== Zitierter Text ==
Das sind die fünf wichtigsten Erkenntnisse aus den Erläuterungen Birnbaums, seines Finanzchefs Marc Spieker und der nachfolgenden Fragerunde:

1. E.On mahnt: Täuscht Euch nicht! Die Energiekrise ist noch nicht vorbei!

Corona, der Krieg in der Ukraine, das Erdbeben in der Türkei. Birnbaum sagte, er blicke auf ein Jahr zurück, wie er es in seiner beruflichen Laufbahn „noch nicht erlebt“ habe, das Umfeld – auch für E.On – könne „widriger kaum sein“. Und er warnte, dass die derzeit niedrigen Energiepreise nicht darüber hinwegtäuschen sollten, dass die Krise andauere. Die milde Witterung habe dafür gesorgt, dass Europa besser durch den Winter gekommen sei als erwartet. Aber: „Die Krise ist längst nicht vorbei.“ Das Preisniveau für Gas und Strom im Großhandel sei zwar im Vergleich zum vergangenen Sommer gefallen, aber eben nicht im Vergleich zu der Zeit vor der Krise.

Ohne digitale Zähler droht der Blackout. E.On und andere Stromkonzerne aber streiten über die Geräte – miteinander, mit der Politik und mit der Autoindustrie. Es geht um die Frage: Wer darf notfalls den Strom abstellen?
===
▶ Aufgabenstellung
Schreiben Sie bitte die Passage aus dem Text über E.On wortgetreu ab, beginnend bei „Das sind die“ und endend bei „noch nicht vorbei!“.
== Gezeigtes Material ==
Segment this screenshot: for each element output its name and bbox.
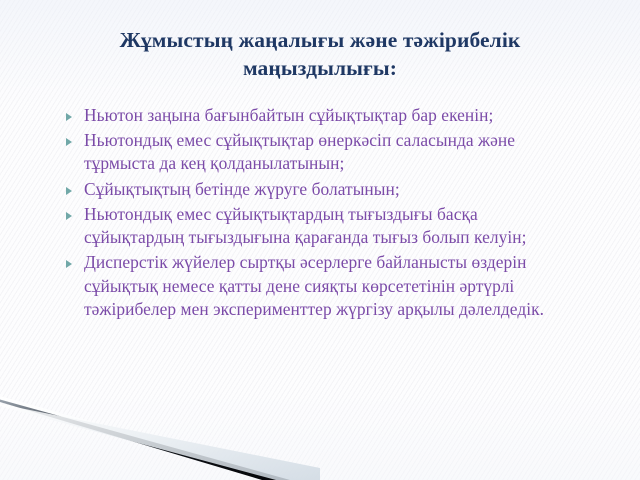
list-item-text: Сұйықтықтың бетінде жүруге болатынын; <box>84 178 578 201</box>
list-item: Ньютон заңына бағынбайтын сұйықтықтар ба… <box>66 104 578 127</box>
slide-canvas: Жұмыстың жаңалығы және тәжірибелік маңыз… <box>0 0 640 480</box>
list-item-text: Ньютондық емес сұйықтықтар өнеркәсіп сал… <box>84 129 578 175</box>
triangle-right-icon <box>66 203 84 220</box>
bullet-list: Ньютон заңына бағынбайтын сұйықтықтар ба… <box>66 104 578 323</box>
corner-ribbon-decoration <box>0 390 320 480</box>
list-item-text: Дисперстік жүйелер сыртқы әсерлерге байл… <box>84 251 578 321</box>
triangle-right-icon <box>66 129 84 146</box>
list-item-text: Ньютон заңына бағынбайтын сұйықтықтар ба… <box>84 104 578 127</box>
list-item: Сұйықтықтың бетінде жүруге болатынын; <box>66 178 578 201</box>
page-title: Жұмыстың жаңалығы және тәжірибелік маңыз… <box>62 26 578 83</box>
triangle-right-icon <box>66 178 84 195</box>
list-item: Ньютондық емес сұйықтықтардың тығыздығы … <box>66 203 578 249</box>
triangle-right-icon <box>66 104 84 121</box>
list-item: Ньютондық емес сұйықтықтар өнеркәсіп сал… <box>66 129 578 175</box>
triangle-right-icon <box>66 251 84 268</box>
list-item-text: Ньютондық емес сұйықтықтардың тығыздығы … <box>84 203 578 249</box>
list-item: Дисперстік жүйелер сыртқы әсерлерге байл… <box>66 251 578 321</box>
===
▶ Lösung der Aufgabe
Das sind die fünf wichtigsten Erkenntnisse aus den Erläuterungen Birnbaums, seines Finanzchefs Marc Spieker und der nachfolgenden Fragerunde:

1. E.On mahnt: Täuscht Euch nicht! Die Energiekrise ist noch nicht vorbei!